[Begin RECORD SET]

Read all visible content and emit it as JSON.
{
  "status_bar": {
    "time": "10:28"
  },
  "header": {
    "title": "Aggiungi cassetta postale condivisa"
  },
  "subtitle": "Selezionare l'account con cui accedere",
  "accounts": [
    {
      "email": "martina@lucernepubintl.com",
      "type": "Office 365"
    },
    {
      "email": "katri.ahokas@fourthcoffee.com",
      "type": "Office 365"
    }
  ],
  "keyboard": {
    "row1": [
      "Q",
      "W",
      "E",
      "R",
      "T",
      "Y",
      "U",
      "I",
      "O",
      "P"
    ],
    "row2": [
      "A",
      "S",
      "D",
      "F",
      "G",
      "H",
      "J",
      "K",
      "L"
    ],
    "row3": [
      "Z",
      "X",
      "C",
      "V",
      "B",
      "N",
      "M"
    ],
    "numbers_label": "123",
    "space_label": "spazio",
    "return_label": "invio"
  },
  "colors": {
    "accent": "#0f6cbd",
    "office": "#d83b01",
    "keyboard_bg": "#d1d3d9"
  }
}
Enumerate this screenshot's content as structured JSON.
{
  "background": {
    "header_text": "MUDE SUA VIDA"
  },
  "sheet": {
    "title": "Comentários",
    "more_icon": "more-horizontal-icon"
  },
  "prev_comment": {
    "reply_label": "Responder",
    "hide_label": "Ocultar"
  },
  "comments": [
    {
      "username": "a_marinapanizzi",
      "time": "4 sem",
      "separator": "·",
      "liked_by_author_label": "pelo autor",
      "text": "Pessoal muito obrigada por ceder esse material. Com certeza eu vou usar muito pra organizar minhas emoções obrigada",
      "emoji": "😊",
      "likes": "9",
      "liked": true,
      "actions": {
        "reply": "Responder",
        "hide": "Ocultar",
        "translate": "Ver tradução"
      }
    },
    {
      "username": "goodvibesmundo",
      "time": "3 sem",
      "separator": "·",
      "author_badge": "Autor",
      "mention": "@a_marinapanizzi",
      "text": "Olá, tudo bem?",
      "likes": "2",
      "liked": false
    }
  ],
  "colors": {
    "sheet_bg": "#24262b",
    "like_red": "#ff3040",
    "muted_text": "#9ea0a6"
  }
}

[End RECORD SET]

> [AIM OF THE TASK]: Repeat the data above, word for word.

> [SOLUTION]:
Read all visible content and emit it as JSON.
{
  "status_bar": {
    "time": "10:28"
  },
  "header": {
    "title": "Aggiungi cassetta postale condivisa"
  },
  "subtitle": "Selezionare l'account con cui accedere",
  "accounts": [
    {
      "email": "martina@lucernepubintl.com",
      "type": "Office 365"
    },
    {
      "email": "katri.ahokas@fourthcoffee.com",
      "type": "Office 365"
    }
  ],
  "keyboard": {
    "row1": [
      "Q",
      "W",
      "E",
      "R",
      "T",
      "Y",
      "U",
      "I",
      "O",
      "P"
    ],
    "row2": [
      "A",
      "S",
      "D",
      "F",
      "G",
      "H",
      "J",
      "K",
      "L"
    ],
    "row3": [
      "Z",
      "X",
      "C",
      "V",
      "B",
      "N",
      "M"
    ],
    "numbers_label": "123",
    "space_label": "spazio",
    "return_label": "invio"
  },
  "colors": {
    "accent": "#0f6cbd",
    "office": "#d83b01",
    "keyboard_bg": "#d1d3d9"
  }
}
Enumerate this screenshot's content as structured JSON.
{
  "background": {
    "header_text": "MUDE SUA VIDA"
  },
  "sheet": {
    "title": "Comentários",
    "more_icon": "more-horizontal-icon"
  },
  "prev_comment": {
    "reply_label": "Responder",
    "hide_label": "Ocultar"
  },
  "comments": [
    {
      "username": "a_marinapanizzi",
      "time": "4 sem",
      "separator": "·",
      "liked_by_author_label": "pelo autor",
      "text": "Pessoal muito obrigada por ceder esse material. Com certeza eu vou usar muito pra organizar minhas emoções obrigada",
      "emoji": "😊",
      "likes": "9",
      "liked": true,
      "actions": {
        "reply": "Responder",
        "hide": "Ocultar",
        "translate": "Ver tradução"
      }
    },
    {
      "username": "goodvibesmundo",
      "time": "3 sem",
      "separator": "·",
      "author_badge": "Autor",
      "mention": "@a_marinapanizzi",
      "text": "Olá, tudo bem?",
      "likes": "2",
      "liked": false
    }
  ],
  "colors": {
    "sheet_bg": "#24262b",
    "like_red": "#ff3040",
    "muted_text": "#9ea0a6"
  }
}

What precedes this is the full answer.